### Short task
All of the material should be reproduced exactly, with pictures left out.

### Input
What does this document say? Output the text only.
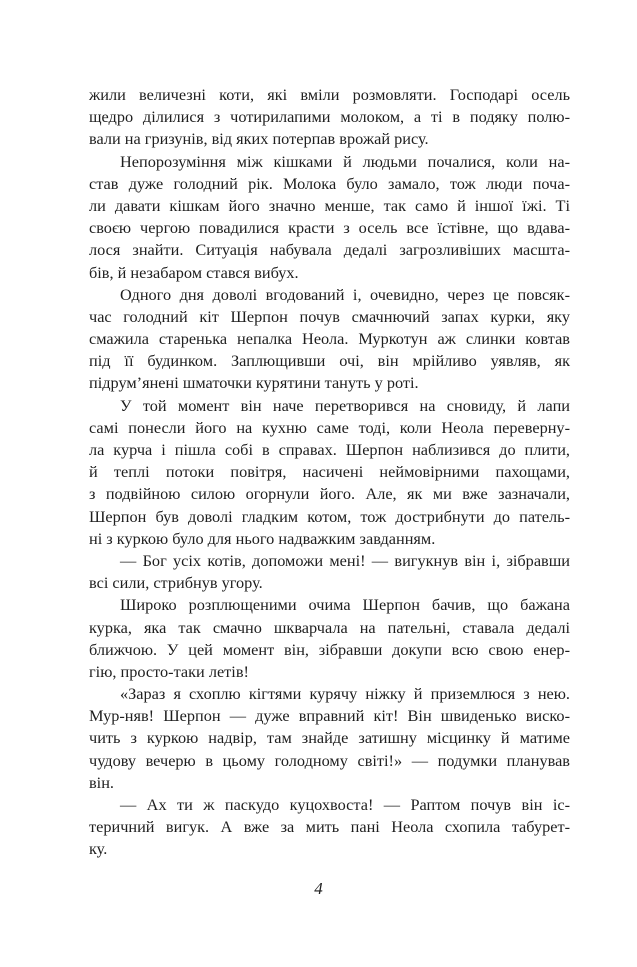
жили величезні коти, які вміли розмовляти. Господарі осель
щедро ділилися з чотирилапими молоком, а ті в подяку полю-
вали на гризунів, від яких потерпав врожай рису.
Непорозуміння між кішками й людьми почалися, коли на-
став дуже голодний рік. Молока було замало, тож люди поча-
ли давати кішкам його значно менше, так само й іншої їжі. Ті
своєю чергою повадилися красти з осель все їстівне, що вдава-
лося знайти. Ситуація набувала дедалі загрозливіших масшта-
бів, й незабаром стався вибух.
Одного дня доволі вгодований і, очевидно, через це повсяк-
час голодний кіт Шерпон почув смачнючий запах курки, яку
смажила старенька непалка Неола. Муркотун аж слинки ковтав
під її будинком. Заплющивши очі, він мрійливо уявляв, як
підрум’янені шматочки курятини тануть у роті.
У той момент він наче перетворився на сновиду, й лапи
самі понесли його на кухню саме тоді, коли Неола переверну-
ла курча і пішла собі в справах. Шерпон наблизився до плити,
й теплі потоки повітря, насичені неймовірними пахощами,
з подвійною силою огорнули його. Але, як ми вже зазначали,
Шерпон був доволі гладким котом, тож дострибнути до патель-
ні з куркою було для нього надважким завданням.
— Бог усіх котів, допоможи мені! — вигукнув він і, зібравши
всі сили, стрибнув угору.
Широко розплющеними очима Шерпон бачив, що бажана
курка, яка так смачно шкварчала на пательні, ставала дедалі
ближчою. У цей момент він, зібравши докупи всю свою енер-
гію, просто-таки летів!
«Зараз я схоплю кігтями курячу ніжку й приземлюся з нею.
Мур-няв! Шерпон — дуже вправний кіт! Він швиденько виско-
чить з куркою надвір, там знайде затишну місцинку й матиме
чудову вечерю в цьому голодному світі!» — подумки планував
він.
— Ах ти ж паскудо куцохвоста! — Раптом почув він іс-
теричний вигук. А вже за мить пані Неола схопила табурет-
ку.
4
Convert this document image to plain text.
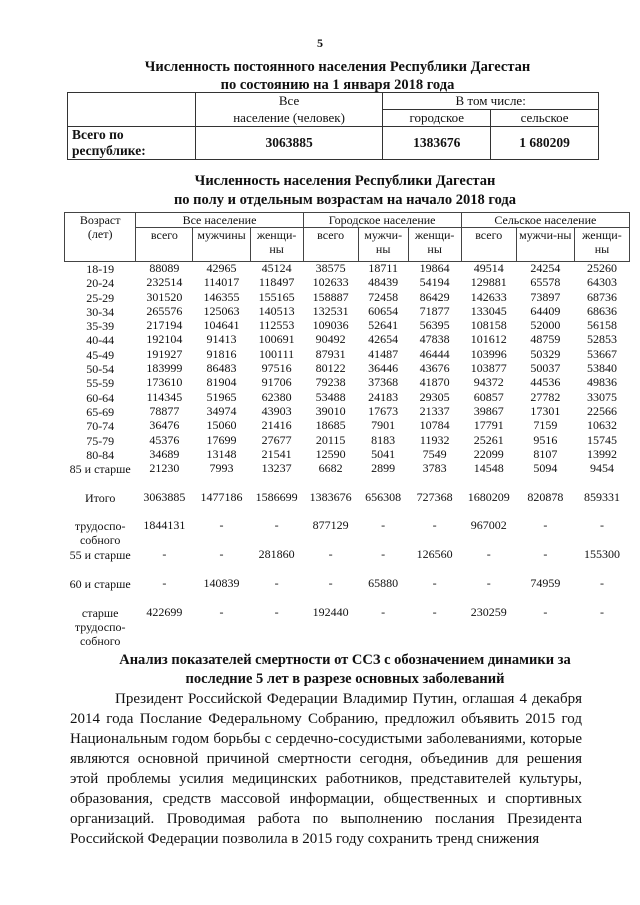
5
Численность постоянного населения Республики Дагестан
по состоянию на 1 января 2018 года
	Все	В том числе:	
	население (человек)	городское	сельское
Всего по республике:	3063885	1383676	1 680209
Численность населения Республики Дагестан
по полу и отдельным возрастам на начало 2018 года
Возраст (лет)	Все население			Городское население			Сельское население		
	всего	мужчины	женщи-ны	всего	мужчи-ны	женщи-ны	всего	мужчи-ны	женщи-ны
18-19	88089	42965	45124	38575	18711	19864	49514	24254	25260
20-24	232514	114017	118497	102633	48439	54194	129881	65578	64303
25-29	301520	146355	155165	158887	72458	86429	142633	73897	68736
30-34	265576	125063	140513	132531	60654	71877	133045	64409	68636
35-39	217194	104641	112553	109036	52641	56395	108158	52000	56158
40-44	192104	91413	100691	90492	42654	47838	101612	48759	52853
45-49	191927	91816	100111	87931	41487	46444	103996	50329	53667
50-54	183999	86483	97516	80122	36446	43676	103877	50037	53840
55-59	173610	81904	91706	79238	37368	41870	94372	44536	49836
60-64	114345	51965	62380	53488	24183	29305	60857	27782	33075
65-69	78877	34974	43903	39010	17673	21337	39867	17301	22566
70-74	36476	15060	21416	18685	7901	10784	17791	7159	10632
75-79	45376	17699	27677	20115	8183	11932	25261	9516	15745
80-84	34689	13148	21541	12590	5041	7549	22099	8107	13992
85 и старше	21230	7993	13237	6682	2899	3783	14548	5094	9454
Итого	3063885	1477186	1586699	1383676	656308	727368	1680209	820878	859331
трудоспо-собного	1844131	-	-	877129	-	-	967002	-	-
55 и старше	-	-	281860	-	-	126560	-	-	155300
60 и старше	-	140839	-	-	65880	-	-	74959	-
старше трудоспо-собного	422699	-	-	192440	-	-	230259	-	-
Анализ показателей смертности от ССЗ с обозначением динамики за
последние 5 лет в разрезе основных заболеваний

Президент Российской Федерации Владимир Путин, оглашая 4 декабря 2014 года Послание Федеральному Собранию, предложил объявить 2015 год Национальным годом борьбы с сердечно-сосудистыми заболеваниями, которые являются основной причиной смертности сегодня, объединив для решения этой проблемы усилия медицинских работников, представителей культуры, образования, средств массовой информации, общественных и спортивных организаций. Проводимая работа по выполнению послания Президента Российской Федерации позволила в 2015 году сохранить тренд снижения
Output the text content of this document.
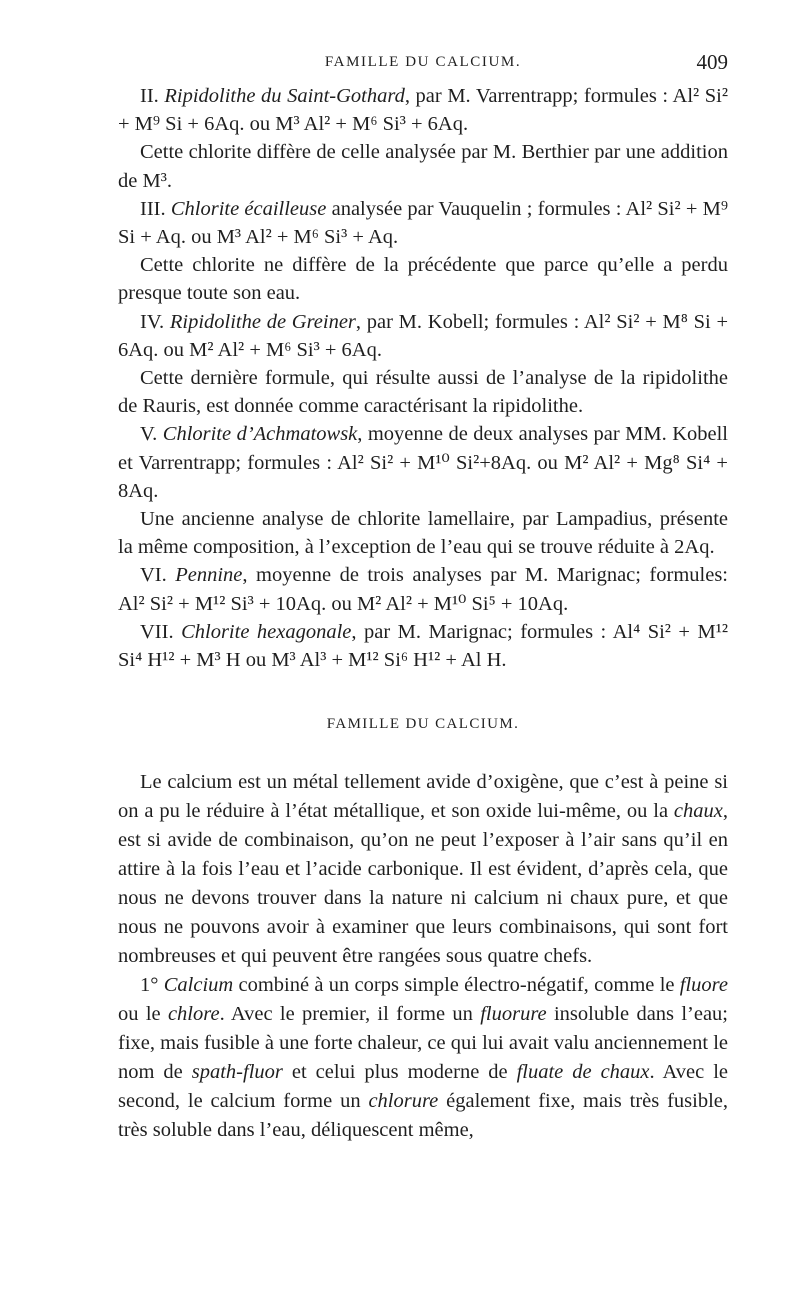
FAMILLE DU CALCIUM.	409

II. Ripidolithe du Saint-Gothard, par M. Varrentrapp; formules : Al² Si² + M⁹ Si + 6Aq. ou M³ Al² + M⁶ Si³ + 6Aq.

Cette chlorite diffère de celle analysée par M. Berthier par une addition de M³.

III. Chlorite écailleuse analysée par Vauquelin ; formules : Al² Si² + M⁹ Si + Aq. ou M³ Al² + M⁶ Si³ + Aq.

Cette chlorite ne diffère de la précédente que parce qu’elle a perdu presque toute son eau.

IV. Ripidolithe de Greiner, par M. Kobell; formules : Al² Si² + M⁸ Si + 6Aq. ou M² Al² + M⁶ Si³ + 6Aq.

Cette dernière formule, qui résulte aussi de l’analyse de la ripidolithe de Rauris, est donnée comme caractérisant la ripidolithe.

V. Chlorite d’Achmatowsk, moyenne de deux analyses par MM. Kobell et Varrentrapp; formules : Al² Si² + M¹⁰ Si²+8Aq. ou M² Al² + Mg⁸ Si⁴ + 8Aq.

Une ancienne analyse de chlorite lamellaire, par Lampadius, présente la même composition, à l’exception de l’eau qui se trouve réduite à 2Aq.

VI. Pennine, moyenne de trois analyses par M. Marignac; formules: Al² Si² + M¹² Si³ + 10Aq. ou M² Al² + M¹⁰ Si⁵ + 10Aq.

VII. Chlorite hexagonale, par M. Marignac; formules : Al⁴ Si² + M¹² Si⁴ H¹² + M³ H ou M³ Al³ + M¹² Si⁶ H¹² + Al H.

FAMILLE DU CALCIUM.

Le calcium est un métal tellement avide d’oxigène, que c’est à peine si on a pu le réduire à l’état métallique, et son oxide lui-même, ou la chaux, est si avide de combinaison, qu’on ne peut l’exposer à l’air sans qu’il en attire à la fois l’eau et l’acide carbonique. Il est évident, d’après cela, que nous ne devons trouver dans la nature ni calcium ni chaux pure, et que nous ne pouvons avoir à examiner que leurs combinaisons, qui sont fort nombreuses et qui peuvent être rangées sous quatre chefs.

1° Calcium combiné à un corps simple électro-négatif, comme le fluore ou le chlore. Avec le premier, il forme un fluorure insoluble dans l’eau; fixe, mais fusible à une forte chaleur, ce qui lui avait valu anciennement le nom de spath-fluor et celui plus moderne de fluate de chaux. Avec le second, le calcium forme un chlorure également fixe, mais très fusible, très soluble dans l’eau, déliquescent même,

### Exercise solution
What does this document say? Output the text only.
жили величезні коти, які вміли розмовляти. Господарі осель
щедро ділилися з чотирилапими молоком, а ті в подяку полю-
вали на гризунів, від яких потерпав врожай рису.
Непорозуміння між кішками й людьми почалися, коли на-
став дуже голодний рік. Молока було замало, тож люди поча-
ли давати кішкам його значно менше, так само й іншої їжі. Ті
своєю чергою повадилися красти з осель все їстівне, що вдава-
лося знайти. Ситуація набувала дедалі загрозливіших масшта-
бів, й незабаром стався вибух.
Одного дня доволі вгодований і, очевидно, через це повсяк-
час голодний кіт Шерпон почув смачнючий запах курки, яку
смажила старенька непалка Неола. Муркотун аж слинки ковтав
під її будинком. Заплющивши очі, він мрійливо уявляв, як
підрум’янені шматочки курятини тануть у роті.
У той момент він наче перетворився на сновиду, й лапи
самі понесли його на кухню саме тоді, коли Неола переверну-
ла курча і пішла собі в справах. Шерпон наблизився до плити,
й теплі потоки повітря, насичені неймовірними пахощами,
з подвійною силою огорнули його. Але, як ми вже зазначали,
Шерпон був доволі гладким котом, тож дострибнути до патель-
ні з куркою було для нього надважким завданням.
— Бог усіх котів, допоможи мені! — вигукнув він і, зібравши
всі сили, стрибнув угору.
Широко розплющеними очима Шерпон бачив, що бажана
курка, яка так смачно шкварчала на пательні, ставала дедалі
ближчою. У цей момент він, зібравши докупи всю свою енер-
гію, просто-таки летів!
«Зараз я схоплю кігтями курячу ніжку й приземлюся з нею.
Мур-няв! Шерпон — дуже вправний кіт! Він швиденько виско-
чить з куркою надвір, там знайде затишну місцинку й матиме
чудову вечерю в цьому голодному світі!» — подумки планував
він.
— Ах ти ж паскудо куцохвоста! — Раптом почув він іс-
теричний вигук. А вже за мить пані Неола схопила табурет-
ку.
4
Convert this document image to plain text.
5
Численность постоянного населения Республики Дагестан
по состоянию на 1 января 2018 года
	Все	В том числе:	
	население (человек)	городское	сельское
Всего по республике:	3063885	1383676	1 680209
Численность населения Республики Дагестан
по полу и отдельным возрастам на начало 2018 года
Возраст (лет)	Все население			Городское население			Сельское население		
	всего	мужчины	женщи-ны	всего	мужчи-ны	женщи-ны	всего	мужчи-ны	женщи-ны
18-19	88089	42965	45124	38575	18711	19864	49514	24254	25260
20-24	232514	114017	118497	102633	48439	54194	129881	65578	64303
25-29	301520	146355	155165	158887	72458	86429	142633	73897	68736
30-34	265576	125063	140513	132531	60654	71877	133045	64409	68636
35-39	217194	104641	112553	109036	52641	56395	108158	52000	56158
40-44	192104	91413	100691	90492	42654	47838	101612	48759	52853
45-49	191927	91816	100111	87931	41487	46444	103996	50329	53667
50-54	183999	86483	97516	80122	36446	43676	103877	50037	53840
55-59	173610	81904	91706	79238	37368	41870	94372	44536	49836
60-64	114345	51965	62380	53488	24183	29305	60857	27782	33075
65-69	78877	34974	43903	39010	17673	21337	39867	17301	22566
70-74	36476	15060	21416	18685	7901	10784	17791	7159	10632
75-79	45376	17699	27677	20115	8183	11932	25261	9516	15745
80-84	34689	13148	21541	12590	5041	7549	22099	8107	13992
85 и старше	21230	7993	13237	6682	2899	3783	14548	5094	9454
Итого	3063885	1477186	1586699	1383676	656308	727368	1680209	820878	859331
трудоспо-собного	1844131	-	-	877129	-	-	967002	-	-
55 и старше	-	-	281860	-	-	126560	-	-	155300
60 и старше	-	140839	-	-	65880	-	-	74959	-
старше трудоспо-собного	422699	-	-	192440	-	-	230259	-	-
Анализ показателей смертности от ССЗ с обозначением динамики за
последние 5 лет в разрезе основных заболеваний

Президент Российской Федерации Владимир Путин, оглашая 4 декабря 2014 года Послание Федеральному Собранию, предложил объявить 2015 год Национальным годом борьбы с сердечно-сосудистыми заболеваниями, которые являются основной причиной смертности сегодня, объединив для решения этой проблемы усилия медицинских работников, представителей культуры, образования, средств массовой информации, общественных и спортивных организаций. Проводимая работа по выполнению послания Президента Российской Федерации позволила в 2015 году сохранить тренд снижения
Output the text content of this document.
FAMILLE DU CALCIUM.	409

II. Ripidolithe du Saint-Gothard, par M. Varrentrapp; formules : Al² Si² + M⁹ Si + 6Aq. ou M³ Al² + M⁶ Si³ + 6Aq.

Cette chlorite diffère de celle analysée par M. Berthier par une addition de M³.

III. Chlorite écailleuse analysée par Vauquelin ; formules : Al² Si² + M⁹ Si + Aq. ou M³ Al² + M⁶ Si³ + Aq.

Cette chlorite ne diffère de la précédente que parce qu’elle a perdu presque toute son eau.

IV. Ripidolithe de Greiner, par M. Kobell; formules : Al² Si² + M⁸ Si + 6Aq. ou M² Al² + M⁶ Si³ + 6Aq.

Cette dernière formule, qui résulte aussi de l’analyse de la ripidolithe de Rauris, est donnée comme caractérisant la ripidolithe.

V. Chlorite d’Achmatowsk, moyenne de deux analyses par MM. Kobell et Varrentrapp; formules : Al² Si² + M¹⁰ Si²+8Aq. ou M² Al² + Mg⁸ Si⁴ + 8Aq.

Une ancienne analyse de chlorite lamellaire, par Lampadius, présente la même composition, à l’exception de l’eau qui se trouve réduite à 2Aq.

VI. Pennine, moyenne de trois analyses par M. Marignac; formules: Al² Si² + M¹² Si³ + 10Aq. ou M² Al² + M¹⁰ Si⁵ + 10Aq.

VII. Chlorite hexagonale, par M. Marignac; formules : Al⁴ Si² + M¹² Si⁴ H¹² + M³ H ou M³ Al³ + M¹² Si⁶ H¹² + Al H.

FAMILLE DU CALCIUM.

Le calcium est un métal tellement avide d’oxigène, que c’est à peine si on a pu le réduire à l’état métallique, et son oxide lui-même, ou la chaux, est si avide de combinaison, qu’on ne peut l’exposer à l’air sans qu’il en attire à la fois l’eau et l’acide carbonique. Il est évident, d’après cela, que nous ne devons trouver dans la nature ni calcium ni chaux pure, et que nous ne pouvons avoir à examiner que leurs combinaisons, qui sont fort nombreuses et qui peuvent être rangées sous quatre chefs.

1° Calcium combiné à un corps simple électro-négatif, comme le fluore ou le chlore. Avec le premier, il forme un fluorure insoluble dans l’eau; fixe, mais fusible à une forte chaleur, ce qui lui avait valu anciennement le nom de spath-fluor et celui plus moderne de fluate de chaux. Avec le second, le calcium forme un chlorure également fixe, mais très fusible, très soluble dans l’eau, déliquescent même,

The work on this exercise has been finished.